Data entries:
----

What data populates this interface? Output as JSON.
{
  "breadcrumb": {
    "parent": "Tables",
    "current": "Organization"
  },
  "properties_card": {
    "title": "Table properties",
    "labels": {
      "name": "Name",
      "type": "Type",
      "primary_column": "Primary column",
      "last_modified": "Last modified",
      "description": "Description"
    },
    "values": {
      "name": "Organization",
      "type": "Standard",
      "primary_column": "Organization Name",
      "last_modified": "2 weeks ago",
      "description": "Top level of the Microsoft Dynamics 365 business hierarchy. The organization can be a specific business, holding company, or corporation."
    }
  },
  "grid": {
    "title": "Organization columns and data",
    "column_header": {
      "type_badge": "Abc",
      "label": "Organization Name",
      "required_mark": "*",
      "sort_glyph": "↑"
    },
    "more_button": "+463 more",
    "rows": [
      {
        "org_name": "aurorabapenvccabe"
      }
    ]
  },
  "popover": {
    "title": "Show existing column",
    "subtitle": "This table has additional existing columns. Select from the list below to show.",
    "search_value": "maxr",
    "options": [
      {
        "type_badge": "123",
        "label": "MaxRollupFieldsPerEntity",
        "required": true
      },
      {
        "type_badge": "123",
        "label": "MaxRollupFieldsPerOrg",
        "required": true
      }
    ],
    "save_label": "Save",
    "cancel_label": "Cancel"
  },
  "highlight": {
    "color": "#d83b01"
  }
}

----

*WORK INSTRUCTIONS:* Please repeat the listing above in full and exactly.

*SOLUTION FOR THIS EXERCISE:*
What data populates this interface? Output as JSON.
{
  "breadcrumb": {
    "parent": "Tables",
    "current": "Organization"
  },
  "properties_card": {
    "title": "Table properties",
    "labels": {
      "name": "Name",
      "type": "Type",
      "primary_column": "Primary column",
      "last_modified": "Last modified",
      "description": "Description"
    },
    "values": {
      "name": "Organization",
      "type": "Standard",
      "primary_column": "Organization Name",
      "last_modified": "2 weeks ago",
      "description": "Top level of the Microsoft Dynamics 365 business hierarchy. The organization can be a specific business, holding company, or corporation."
    }
  },
  "grid": {
    "title": "Organization columns and data",
    "column_header": {
      "type_badge": "Abc",
      "label": "Organization Name",
      "required_mark": "*",
      "sort_glyph": "↑"
    },
    "more_button": "+463 more",
    "rows": [
      {
        "org_name": "aurorabapenvccabe"
      }
    ]
  },
  "popover": {
    "title": "Show existing column",
    "subtitle": "This table has additional existing columns. Select from the list below to show.",
    "search_value": "maxr",
    "options": [
      {
        "type_badge": "123",
        "label": "MaxRollupFieldsPerEntity",
        "required": true
      },
      {
        "type_badge": "123",
        "label": "MaxRollupFieldsPerOrg",
        "required": true
      }
    ],
    "save_label": "Save",
    "cancel_label": "Cancel"
  },
  "highlight": {
    "color": "#d83b01"
  }
}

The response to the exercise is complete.